_Problem requirements:_
Pull out from the material below all lines with "have".

— Begin Task inputs —

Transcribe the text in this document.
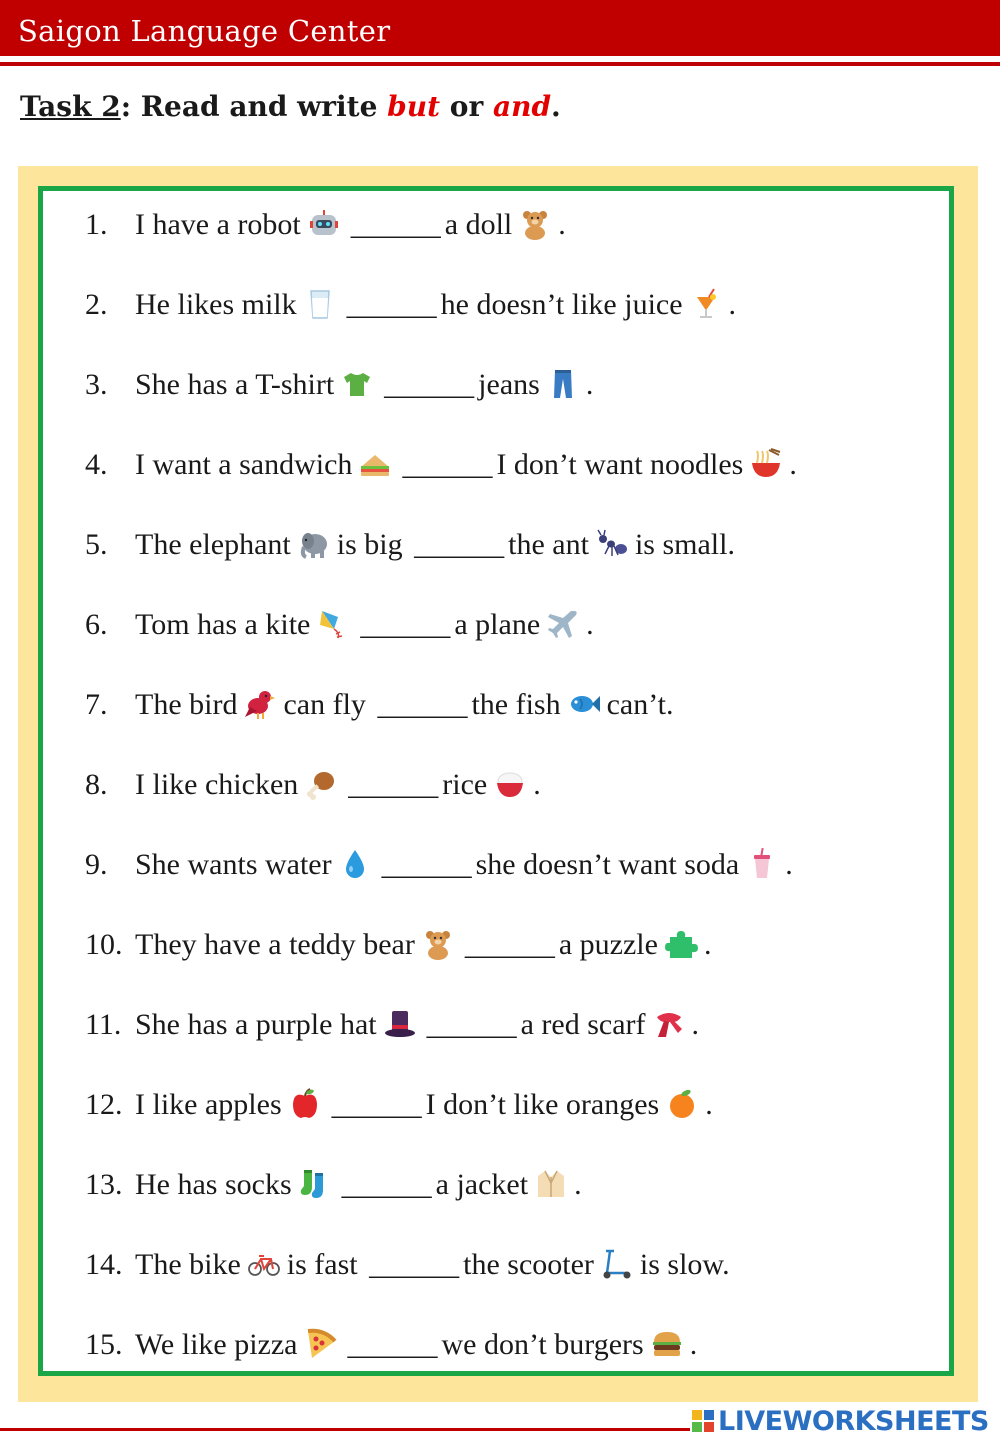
Saigon Language Center
Task 2: Read and write but or and.
1. I have a robot ______ a doll .
2. He likes milk ______ he doesn’t like juice .
3. She has a T-shirt ______ jeans .
4. I want a sandwich ______ I don’t want noodles .
5. The elephant is big ______ the ant is small.
6. Tom has a kite ______ a plane .
7. The bird can fly ______ the fish can’t.
8. I like chicken ______ rice .
9. She wants water ______ she doesn’t want soda .
10. They have a teddy bear ______ a puzzle .
11. She has a purple hat ______ a red scarf .
12. I like apples ______ I don’t like oranges .
13. He has socks ______ a jacket .
14. The bike is fast ______ the scooter is slow.
15. We like pizza ______ we don’t burgers .
LIVEWORKSHEETS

— End Task inputs —

_Exercise solution:_
1. I have a robot ______ a doll .
10. They have a teddy bear ______ a puzzle .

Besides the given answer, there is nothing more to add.